* START LISTED RECORDS *

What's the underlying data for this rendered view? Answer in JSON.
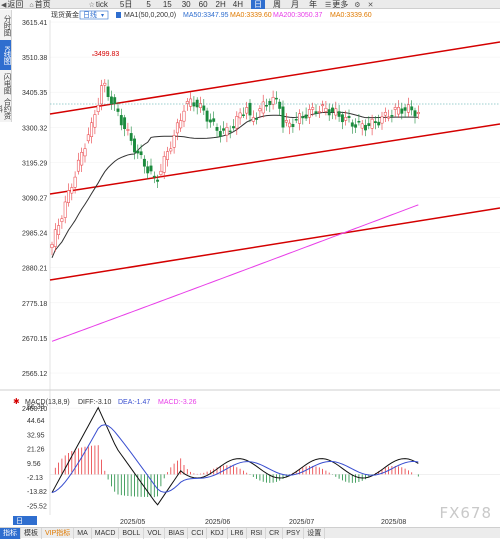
{
  "topbar": {
    "back_label": "返回",
    "home_label": "首页",
    "favorite_label": "tick",
    "periods": [
      "5日",
      "5",
      "15",
      "30",
      "60",
      "2H",
      "4H",
      "日",
      "周",
      "月",
      "年"
    ],
    "more_label": "更多"
  },
  "left_rail": [
    "分时图",
    "K线图",
    "闪电图",
    "合约资料"
  ],
  "main_legend": {
    "symbol": "现货黄金",
    "period": "日线",
    "ma1": "MA1(50,0,200,0)",
    "ma50": "MA50:3347.95",
    "ma0a": "MA0:3339.60",
    "ma200": "MA200:3050.37",
    "ma0b": "MA0:3339.60"
  },
  "price_axis": [
    "3615.41",
    "3510.38",
    "3405.35",
    "3300.32",
    "3195.29",
    "3090.27",
    "2985.24",
    "2880.21",
    "2775.18",
    "2670.15",
    "2565.12",
    "2460.10"
  ],
  "annotation_high": "3499.83",
  "macd_legend": {
    "name": "MACD(13,8,9)",
    "diff": "DIFF:-3.10",
    "dea": "DEA:-1.47",
    "macd": "MACD:-3.26"
  },
  "macd_axis": [
    "56.33",
    "44.64",
    "32.95",
    "21.26",
    "9.56",
    "-2.13",
    "-13.82",
    "-25.52"
  ],
  "date_axis": [
    "2025/05",
    "2025/06",
    "2025/07",
    "2025/08"
  ],
  "bottombar": [
    "指标",
    "模板",
    "VIP指标",
    "MA",
    "MACD",
    "BOLL",
    "VOL",
    "BIAS",
    "CCI",
    "KDJ",
    "LR6",
    "RSI",
    "CR",
    "PSY",
    "设置"
  ],
  "watermark": "FX678",
  "colors": {
    "up": "#e8383d",
    "down": "#1a8a3c",
    "ma50": "#333333",
    "ma200": "#e83ee8",
    "channel": "#d40000",
    "diff": "#111111",
    "dea": "#3a4fd0",
    "accent": "#2f6ecf"
  }
}
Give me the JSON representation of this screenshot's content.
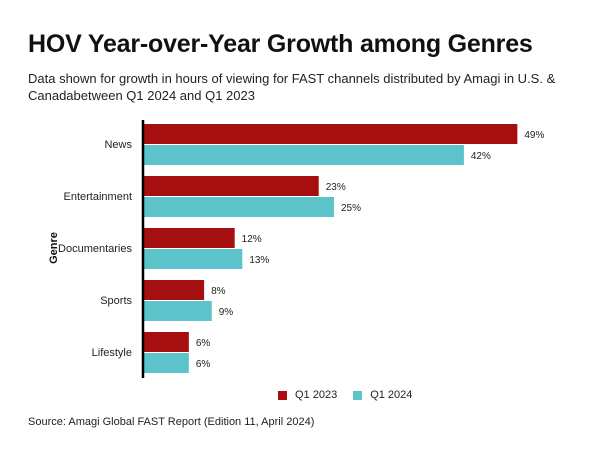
{
  "title": "HOV Year-over-Year Growth among Genres",
  "subtitle": "Data shown for growth in hours of viewing for FAST channels distributed by Amagi in U.S. & Canadabetween Q1 2024 and Q1 2023",
  "source": "Source: Amagi Global FAST Report (Edition 11, April 2024)",
  "colors": {
    "q1_2023": "#a50f0f",
    "q1_2024": "#5bc3c9"
  },
  "chart_data": {
    "type": "bar",
    "orientation": "horizontal",
    "categories": [
      "News",
      "Entertainment",
      "Documentaries",
      "Sports",
      "Lifestyle"
    ],
    "series": [
      {
        "name": "Q1 2023",
        "values": [
          49,
          23,
          12,
          8,
          6
        ]
      },
      {
        "name": "Q1 2024",
        "values": [
          42,
          25,
          13,
          9,
          6
        ]
      }
    ],
    "value_suffix": "%",
    "ylabel": "Genre",
    "xlabel": "",
    "xlim": [
      0,
      50
    ],
    "grid": false,
    "legend": "bottom"
  }
}
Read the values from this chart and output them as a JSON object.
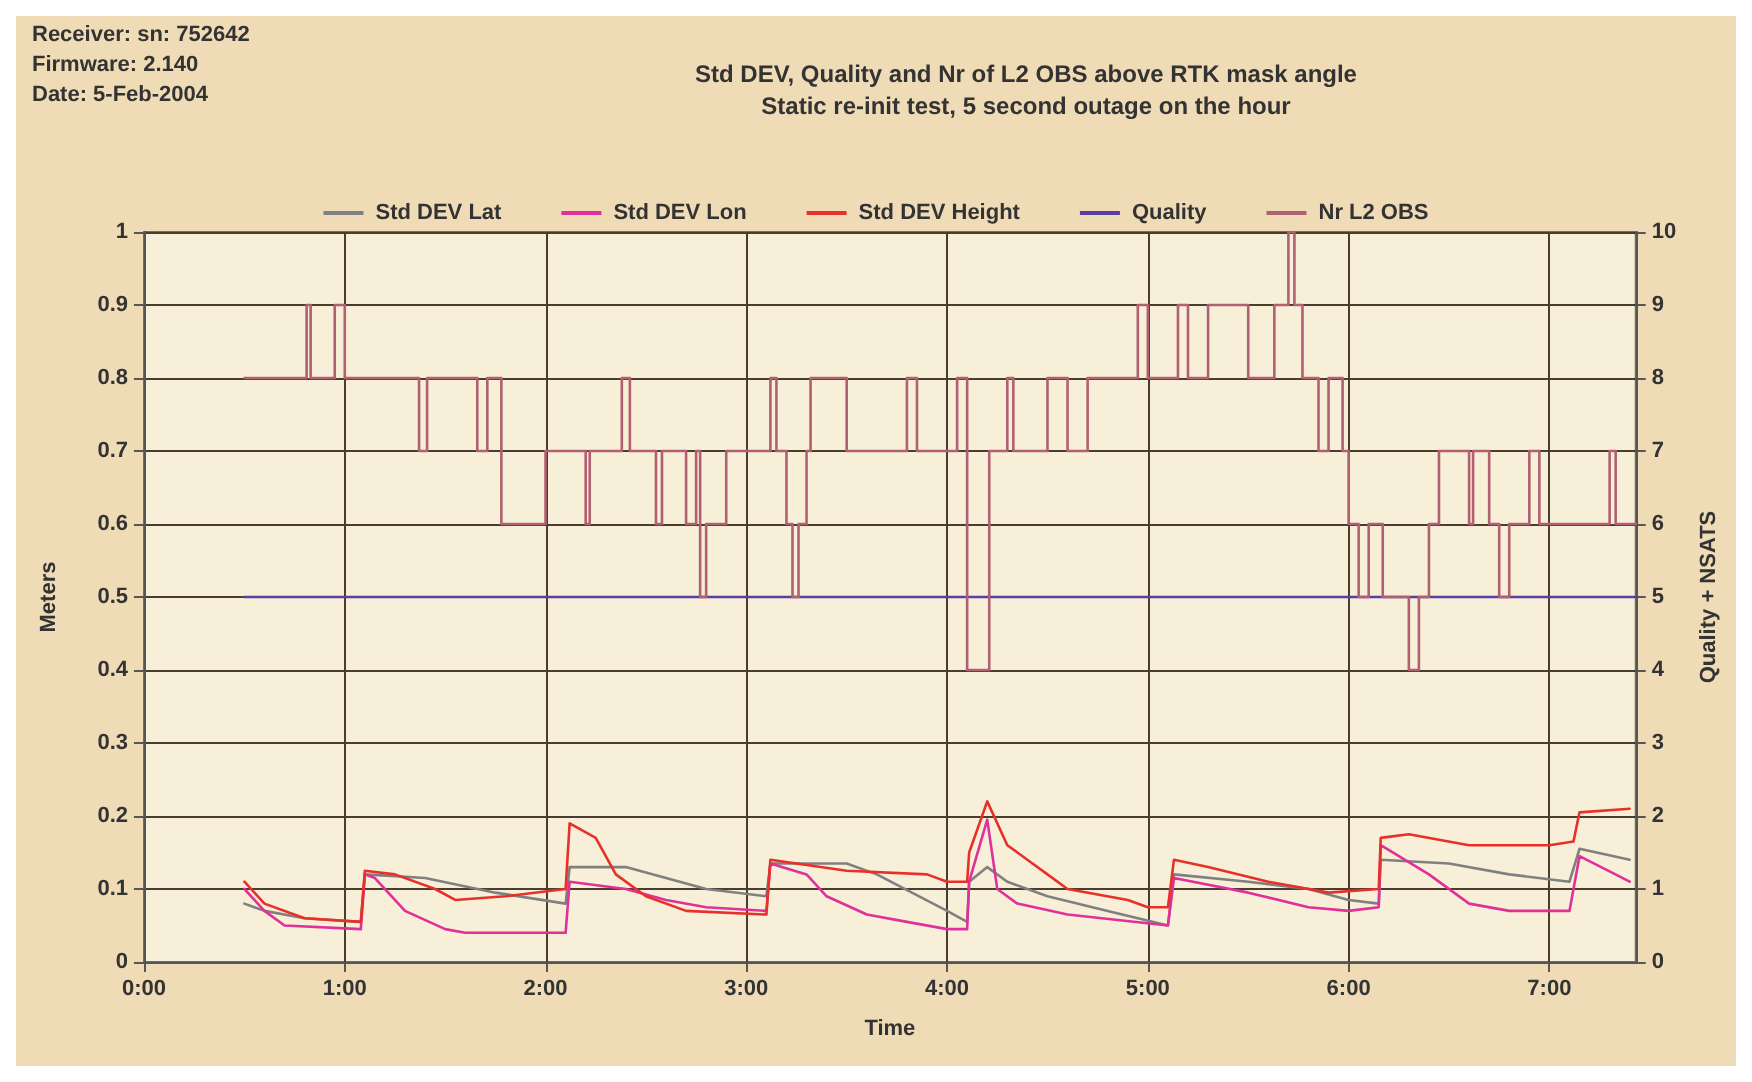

* END LISTED RECORDS *

### THE TASK
Strip out the pictures and quote the remaining data word for word.

### SOLUTION FOR THIS PROBLEM
What's the underlying data for this rendered view? Answer in JSON.
{
  "topbar": {
    "back_label": "返回",
    "home_label": "首页",
    "favorite_label": "tick",
    "periods": [
      "5日",
      "5",
      "15",
      "30",
      "60",
      "2H",
      "4H",
      "日",
      "周",
      "月",
      "年"
    ],
    "more_label": "更多"
  },
  "left_rail": [
    "分时图",
    "K线图",
    "闪电图",
    "合约资料"
  ],
  "main_legend": {
    "symbol": "现货黄金",
    "period": "日线",
    "ma1": "MA1(50,0,200,0)",
    "ma50": "MA50:3347.95",
    "ma0a": "MA0:3339.60",
    "ma200": "MA200:3050.37",
    "ma0b": "MA0:3339.60"
  },
  "price_axis": [
    "3615.41",
    "3510.38",
    "3405.35",
    "3300.32",
    "3195.29",
    "3090.27",
    "2985.24",
    "2880.21",
    "2775.18",
    "2670.15",
    "2565.12",
    "2460.10"
  ],
  "annotation_high": "3499.83",
  "macd_legend": {
    "name": "MACD(13,8,9)",
    "diff": "DIFF:-3.10",
    "dea": "DEA:-1.47",
    "macd": "MACD:-3.26"
  },
  "macd_axis": [
    "56.33",
    "44.64",
    "32.95",
    "21.26",
    "9.56",
    "-2.13",
    "-13.82",
    "-25.52"
  ],
  "date_axis": [
    "2025/05",
    "2025/06",
    "2025/07",
    "2025/08"
  ],
  "bottombar": [
    "指标",
    "模板",
    "VIP指标",
    "MA",
    "MACD",
    "BOLL",
    "VOL",
    "BIAS",
    "CCI",
    "KDJ",
    "LR6",
    "RSI",
    "CR",
    "PSY",
    "设置"
  ],
  "watermark": "FX678",
  "colors": {
    "up": "#e8383d",
    "down": "#1a8a3c",
    "ma50": "#333333",
    "ma200": "#e83ee8",
    "channel": "#d40000",
    "diff": "#111111",
    "dea": "#3a4fd0",
    "accent": "#2f6ecf"
  }
}
Give me the JSON representation of this screenshot's content.
{
  "title": "HOV Year-over-Year Growth among Genres",
  "subtitle": "Data shown for growth in hours of viewing for FAST channels distributed by Amagi in U.S. & Canadabetween Q1 2024 and Q1 2023",
  "source": "Source: Amagi Global FAST Report (Edition 11, April 2024)",
  "colors": {
    "q1_2023": "#a50f0f",
    "q1_2024": "#5bc3c9"
  },
  "chart_data": {
    "type": "bar",
    "orientation": "horizontal",
    "categories": [
      "News",
      "Entertainment",
      "Documentaries",
      "Sports",
      "Lifestyle"
    ],
    "series": [
      {
        "name": "Q1 2023",
        "values": [
          49,
          23,
          12,
          8,
          6
        ]
      },
      {
        "name": "Q1 2024",
        "values": [
          42,
          25,
          13,
          9,
          6
        ]
      }
    ],
    "value_suffix": "%",
    "ylabel": "Genre",
    "xlabel": "",
    "xlim": [
      0,
      50
    ],
    "grid": false,
    "legend": "bottom"
  }
}
Read the values from this chart and output them as a JSON object.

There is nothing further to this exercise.